--- START OF Material for this exercise ---

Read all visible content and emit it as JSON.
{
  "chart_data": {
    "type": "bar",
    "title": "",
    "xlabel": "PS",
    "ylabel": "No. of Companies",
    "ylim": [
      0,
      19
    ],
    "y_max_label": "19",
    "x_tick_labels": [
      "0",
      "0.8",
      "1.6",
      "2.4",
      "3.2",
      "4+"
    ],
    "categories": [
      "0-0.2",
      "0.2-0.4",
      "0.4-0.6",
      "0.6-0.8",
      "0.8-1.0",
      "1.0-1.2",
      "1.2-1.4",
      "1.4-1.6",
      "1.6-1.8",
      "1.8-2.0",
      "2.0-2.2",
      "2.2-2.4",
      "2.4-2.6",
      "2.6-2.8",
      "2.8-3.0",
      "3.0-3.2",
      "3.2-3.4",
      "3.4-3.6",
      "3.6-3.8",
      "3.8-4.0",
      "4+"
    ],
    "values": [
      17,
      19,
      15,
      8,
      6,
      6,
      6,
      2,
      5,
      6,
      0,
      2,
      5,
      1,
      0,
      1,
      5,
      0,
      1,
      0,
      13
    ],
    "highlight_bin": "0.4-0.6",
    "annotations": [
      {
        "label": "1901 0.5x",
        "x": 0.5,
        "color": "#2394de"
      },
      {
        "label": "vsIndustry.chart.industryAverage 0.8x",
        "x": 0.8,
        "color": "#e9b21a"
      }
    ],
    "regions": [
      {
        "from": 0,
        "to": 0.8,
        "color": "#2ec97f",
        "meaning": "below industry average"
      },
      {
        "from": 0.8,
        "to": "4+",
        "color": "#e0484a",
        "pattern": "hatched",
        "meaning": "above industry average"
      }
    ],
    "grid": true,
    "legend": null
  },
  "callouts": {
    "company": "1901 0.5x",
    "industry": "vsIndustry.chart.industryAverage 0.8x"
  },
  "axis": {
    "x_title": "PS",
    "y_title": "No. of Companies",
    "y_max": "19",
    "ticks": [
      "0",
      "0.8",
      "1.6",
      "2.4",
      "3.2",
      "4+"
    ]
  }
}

--- END OF Material for this exercise ---

■ **What is expected**:
Reproduce each record shown above without altering a single word.

■ **Answer for this exercise**:
Read all visible content and emit it as JSON.
{
  "chart_data": {
    "type": "bar",
    "title": "",
    "xlabel": "PS",
    "ylabel": "No. of Companies",
    "ylim": [
      0,
      19
    ],
    "y_max_label": "19",
    "x_tick_labels": [
      "0",
      "0.8",
      "1.6",
      "2.4",
      "3.2",
      "4+"
    ],
    "categories": [
      "0-0.2",
      "0.2-0.4",
      "0.4-0.6",
      "0.6-0.8",
      "0.8-1.0",
      "1.0-1.2",
      "1.2-1.4",
      "1.4-1.6",
      "1.6-1.8",
      "1.8-2.0",
      "2.0-2.2",
      "2.2-2.4",
      "2.4-2.6",
      "2.6-2.8",
      "2.8-3.0",
      "3.0-3.2",
      "3.2-3.4",
      "3.4-3.6",
      "3.6-3.8",
      "3.8-4.0",
      "4+"
    ],
    "values": [
      17,
      19,
      15,
      8,
      6,
      6,
      6,
      2,
      5,
      6,
      0,
      2,
      5,
      1,
      0,
      1,
      5,
      0,
      1,
      0,
      13
    ],
    "highlight_bin": "0.4-0.6",
    "annotations": [
      {
        "label": "1901 0.5x",
        "x": 0.5,
        "color": "#2394de"
      },
      {
        "label": "vsIndustry.chart.industryAverage 0.8x",
        "x": 0.8,
        "color": "#e9b21a"
      }
    ],
    "regions": [
      {
        "from": 0,
        "to": 0.8,
        "color": "#2ec97f",
        "meaning": "below industry average"
      },
      {
        "from": 0.8,
        "to": "4+",
        "color": "#e0484a",
        "pattern": "hatched",
        "meaning": "above industry average"
      }
    ],
    "grid": true,
    "legend": null
  },
  "callouts": {
    "company": "1901 0.5x",
    "industry": "vsIndustry.chart.industryAverage 0.8x"
  },
  "axis": {
    "x_title": "PS",
    "y_title": "No. of Companies",
    "y_max": "19",
    "ticks": [
      "0",
      "0.8",
      "1.6",
      "2.4",
      "3.2",
      "4+"
    ]
  }
}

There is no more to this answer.